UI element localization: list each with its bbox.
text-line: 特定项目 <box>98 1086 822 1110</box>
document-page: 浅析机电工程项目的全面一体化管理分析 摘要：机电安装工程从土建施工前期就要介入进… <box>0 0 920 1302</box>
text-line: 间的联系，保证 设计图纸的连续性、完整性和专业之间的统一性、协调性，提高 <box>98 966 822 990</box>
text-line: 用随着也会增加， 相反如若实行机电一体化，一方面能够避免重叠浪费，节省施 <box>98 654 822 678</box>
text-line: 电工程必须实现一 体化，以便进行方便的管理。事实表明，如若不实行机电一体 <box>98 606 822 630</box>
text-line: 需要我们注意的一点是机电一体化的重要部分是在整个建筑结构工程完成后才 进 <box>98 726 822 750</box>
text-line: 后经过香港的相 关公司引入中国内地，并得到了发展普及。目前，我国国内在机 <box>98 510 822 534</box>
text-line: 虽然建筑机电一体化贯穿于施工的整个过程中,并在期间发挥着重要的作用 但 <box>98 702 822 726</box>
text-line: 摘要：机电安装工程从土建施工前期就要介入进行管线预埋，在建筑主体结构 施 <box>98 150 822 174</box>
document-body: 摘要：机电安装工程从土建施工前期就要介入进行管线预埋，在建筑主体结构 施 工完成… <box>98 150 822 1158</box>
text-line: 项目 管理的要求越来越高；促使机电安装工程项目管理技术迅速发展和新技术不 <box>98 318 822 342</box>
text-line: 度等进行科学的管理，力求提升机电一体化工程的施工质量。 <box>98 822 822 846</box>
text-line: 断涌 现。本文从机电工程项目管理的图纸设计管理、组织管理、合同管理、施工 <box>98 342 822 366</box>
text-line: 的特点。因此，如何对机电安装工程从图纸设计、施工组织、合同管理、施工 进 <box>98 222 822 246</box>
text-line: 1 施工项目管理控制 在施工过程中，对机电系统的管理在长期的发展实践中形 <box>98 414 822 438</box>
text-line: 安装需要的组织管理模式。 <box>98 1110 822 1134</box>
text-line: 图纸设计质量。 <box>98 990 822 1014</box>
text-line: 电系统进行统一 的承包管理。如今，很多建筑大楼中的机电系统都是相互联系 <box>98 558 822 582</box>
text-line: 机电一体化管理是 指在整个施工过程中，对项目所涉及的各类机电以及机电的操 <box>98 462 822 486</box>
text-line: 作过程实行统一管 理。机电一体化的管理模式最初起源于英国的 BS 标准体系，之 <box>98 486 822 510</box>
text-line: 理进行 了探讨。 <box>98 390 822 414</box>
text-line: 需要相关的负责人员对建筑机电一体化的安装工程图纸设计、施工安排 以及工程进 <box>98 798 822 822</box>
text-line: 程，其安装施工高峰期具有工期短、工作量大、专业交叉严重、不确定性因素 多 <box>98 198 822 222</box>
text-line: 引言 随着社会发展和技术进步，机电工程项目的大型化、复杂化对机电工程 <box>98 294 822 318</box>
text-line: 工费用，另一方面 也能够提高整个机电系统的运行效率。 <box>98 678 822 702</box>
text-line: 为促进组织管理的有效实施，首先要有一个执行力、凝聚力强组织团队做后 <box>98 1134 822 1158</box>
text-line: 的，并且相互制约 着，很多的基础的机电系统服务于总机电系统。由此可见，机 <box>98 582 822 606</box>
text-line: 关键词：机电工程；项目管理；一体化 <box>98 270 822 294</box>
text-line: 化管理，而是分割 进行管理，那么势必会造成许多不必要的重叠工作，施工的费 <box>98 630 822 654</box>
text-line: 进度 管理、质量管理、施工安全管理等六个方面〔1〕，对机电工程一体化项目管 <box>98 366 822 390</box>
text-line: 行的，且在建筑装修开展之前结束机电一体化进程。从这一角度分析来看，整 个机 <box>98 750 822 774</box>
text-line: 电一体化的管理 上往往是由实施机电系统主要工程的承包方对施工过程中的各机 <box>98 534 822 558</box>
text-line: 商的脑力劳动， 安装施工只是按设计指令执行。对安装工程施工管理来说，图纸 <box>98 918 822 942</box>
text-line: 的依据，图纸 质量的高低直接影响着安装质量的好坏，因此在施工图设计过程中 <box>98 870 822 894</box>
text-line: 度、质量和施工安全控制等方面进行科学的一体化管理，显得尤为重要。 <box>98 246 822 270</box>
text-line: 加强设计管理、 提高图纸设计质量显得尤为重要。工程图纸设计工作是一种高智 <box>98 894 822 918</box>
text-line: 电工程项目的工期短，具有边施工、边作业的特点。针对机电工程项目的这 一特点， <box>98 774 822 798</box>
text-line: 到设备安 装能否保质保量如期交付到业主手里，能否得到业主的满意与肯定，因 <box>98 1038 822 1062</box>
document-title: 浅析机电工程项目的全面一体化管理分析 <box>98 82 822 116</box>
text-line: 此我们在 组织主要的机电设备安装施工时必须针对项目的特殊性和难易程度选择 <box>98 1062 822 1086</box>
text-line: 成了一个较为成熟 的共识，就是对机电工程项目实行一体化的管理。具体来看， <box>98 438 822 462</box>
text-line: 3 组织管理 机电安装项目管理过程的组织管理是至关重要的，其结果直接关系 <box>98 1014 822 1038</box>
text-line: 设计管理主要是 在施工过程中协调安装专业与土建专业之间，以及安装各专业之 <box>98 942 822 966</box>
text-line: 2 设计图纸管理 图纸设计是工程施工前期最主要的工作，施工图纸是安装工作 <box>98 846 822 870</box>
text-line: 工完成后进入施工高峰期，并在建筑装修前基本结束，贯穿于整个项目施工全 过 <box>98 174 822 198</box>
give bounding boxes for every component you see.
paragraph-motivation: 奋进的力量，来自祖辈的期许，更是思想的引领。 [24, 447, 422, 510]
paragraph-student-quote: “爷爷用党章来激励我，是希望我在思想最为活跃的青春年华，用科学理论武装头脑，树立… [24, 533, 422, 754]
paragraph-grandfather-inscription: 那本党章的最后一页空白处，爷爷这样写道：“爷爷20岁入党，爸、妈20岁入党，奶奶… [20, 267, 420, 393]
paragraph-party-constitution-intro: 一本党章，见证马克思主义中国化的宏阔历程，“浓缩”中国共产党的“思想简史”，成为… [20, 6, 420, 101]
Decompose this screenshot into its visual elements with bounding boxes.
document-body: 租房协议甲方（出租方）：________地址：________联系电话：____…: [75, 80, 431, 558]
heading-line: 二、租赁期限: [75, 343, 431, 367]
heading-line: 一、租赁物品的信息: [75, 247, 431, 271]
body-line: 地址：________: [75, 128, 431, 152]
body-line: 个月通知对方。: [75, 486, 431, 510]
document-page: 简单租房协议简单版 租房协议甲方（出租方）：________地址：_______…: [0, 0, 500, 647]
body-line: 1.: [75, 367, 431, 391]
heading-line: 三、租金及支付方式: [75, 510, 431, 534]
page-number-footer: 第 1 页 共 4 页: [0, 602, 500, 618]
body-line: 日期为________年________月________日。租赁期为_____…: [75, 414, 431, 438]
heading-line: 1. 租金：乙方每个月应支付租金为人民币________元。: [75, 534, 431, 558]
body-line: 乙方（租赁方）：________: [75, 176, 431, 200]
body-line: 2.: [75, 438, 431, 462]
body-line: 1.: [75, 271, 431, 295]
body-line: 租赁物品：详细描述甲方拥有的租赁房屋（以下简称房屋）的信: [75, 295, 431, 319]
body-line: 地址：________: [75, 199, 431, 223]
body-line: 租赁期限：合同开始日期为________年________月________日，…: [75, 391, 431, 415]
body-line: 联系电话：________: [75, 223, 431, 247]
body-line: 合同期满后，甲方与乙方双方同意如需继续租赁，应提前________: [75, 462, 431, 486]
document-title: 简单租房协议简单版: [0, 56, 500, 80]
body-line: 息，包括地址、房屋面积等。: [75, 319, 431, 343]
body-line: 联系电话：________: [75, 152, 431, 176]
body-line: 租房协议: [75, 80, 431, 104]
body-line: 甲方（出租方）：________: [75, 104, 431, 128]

▸ **WHAT YOU SHOULD DO**: Format the rows from the first one through the one containing "text-line: 电一体化的管理 上往往是由实施机电系统主要工程的承包方对施工过程中的各机", inclusive, as a Markdown table with the columns Number and Line, leaving out any blank lines.

▸ **TASK SOLUTION**:
| Number | Line |
|---|---|
| 1 | UI element localization: list each with its bbox. |
| 2 | text-line: 特定项目 <box>98 1086 822 1110</box> |
| 3 | document-page: 浅析机电工程项目的全面一体化管理分析 摘要：机电安装工程从土建施工前期就要介入进… <box>0 0 920 1302</box> |
| 4 | text-line: 间的联系，保证 设计图纸的连续性、完整性和专业之间的统一性、协调性，提高 <box>98 966 822 990</box> |
| 5 | text-line: 用随着也会增加， 相反如若实行机电一体化，一方面能够避免重叠浪费，节省施 <box>98 654 822 678</box> |
| 6 | text-line: 电工程必须实现一 体化，以便进行方便的管理。事实表明，如若不实行机电一体 <box>98 606 822 630</box> |
| 7 | text-line: 需要我们注意的一点是机电一体化的重要部分是在整个建筑结构工程完成后才 进 <box>98 726 822 750</box> |
| 8 | text-line: 后经过香港的相 关公司引入中国内地，并得到了发展普及。目前，我国国内在机 <box>98 510 822 534</box> |
| 9 | text-line: 虽然建筑机电一体化贯穿于施工的整个过程中,并在期间发挥着重要的作用 但 <box>98 702 822 726</box> |
| 10 | text-line: 摘要：机电安装工程从土建施工前期就要介入进行管线预埋，在建筑主体结构 施 <box>98 150 822 174</box> |
| 11 | document-body: 摘要：机电安装工程从土建施工前期就要介入进行管线预埋，在建筑主体结构 施 工完成… <box>98 150 822 1158</box> |
| 12 | text-line: 项目 管理的要求越来越高；促使机电安装工程项目管理技术迅速发展和新技术不 <box>98 318 822 342</box> |
| 13 | text-line: 度等进行科学的管理，力求提升机电一体化工程的施工质量。 <box>98 822 822 846</box> |
| 14 | text-line: 断涌 现。本文从机电工程项目管理的图纸设计管理、组织管理、合同管理、施工 <box>98 342 822 366</box> |
| 15 | text-line: 的特点。因此，如何对机电安装工程从图纸设计、施工组织、合同管理、施工 进 <box>98 222 822 246</box> |
| 16 | text-line: 1 施工项目管理控制 在施工过程中，对机电系统的管理在长期的发展实践中形 <box>98 414 822 438</box> |
| 17 | text-line: 安装需要的组织管理模式。 <box>98 1110 822 1134</box> |
| 18 | text-line: 图纸设计质量。 <box>98 990 822 1014</box> |
| 19 | text-line: 电系统进行统一 的承包管理。如今，很多建筑大楼中的机电系统都是相互联系 <box>98 558 822 582</box> |
| 20 | text-line: 机电一体化管理是 指在整个施工过程中，对项目所涉及的各类机电以及机电的操 <box>98 462 822 486</box> |
| 21 | text-line: 作过程实行统一管 理。机电一体化的管理模式最初起源于英国的 BS 标准体系，之 <box>98 486 822 510</box> |
| 22 | text-line: 理进行 了探讨。 <box>98 390 822 414</box> |
| 23 | text-line: 需要相关的负责人员对建筑机电一体化的安装工程图纸设计、施工安排 以及工程进 <box>98 798 822 822</box> |
| 24 | text-line: 程，其安装施工高峰期具有工期短、工作量大、专业交叉严重、不确定性因素 多 <box>98 198 822 222</box> |
| 25 | text-line: 引言 随着社会发展和技术进步，机电工程项目的大型化、复杂化对机电工程 <box>98 294 822 318</box> |
| 26 | text-line: 工费用，另一方面 也能够提高整个机电系统的运行效率。 <box>98 678 822 702</box> |
| 27 | text-line: 为促进组织管理的有效实施，首先要有一个执行力、凝聚力强组织团队做后 <box>98 1134 822 1158</box> |
| 28 | text-line: 的，并且相互制约 着，很多的基础的机电系统服务于总机电系统。由此可见，机 <box>98 582 822 606</box> |
| 29 | text-line: 关键词：机电工程；项目管理；一体化 <box>98 270 822 294</box> |
| 30 | text-line: 化管理，而是分割 进行管理，那么势必会造成许多不必要的重叠工作，施工的费 <box>98 630 822 654</box> |
| 31 | text-line: 进度 管理、质量管理、施工安全管理等六个方面〔1〕，对机电工程一体化项目管 <box>98 366 822 390</box> |
| 32 | text-line: 行的，且在建筑装修开展之前结束机电一体化进程。从这一角度分析来看，整 个机 <box>98 750 822 774</box> |
| 33 | text-line: 电一体化的管理 上往往是由实施机电系统主要工程的承包方对施工过程中的各机 <box>98 534 822 558</box> |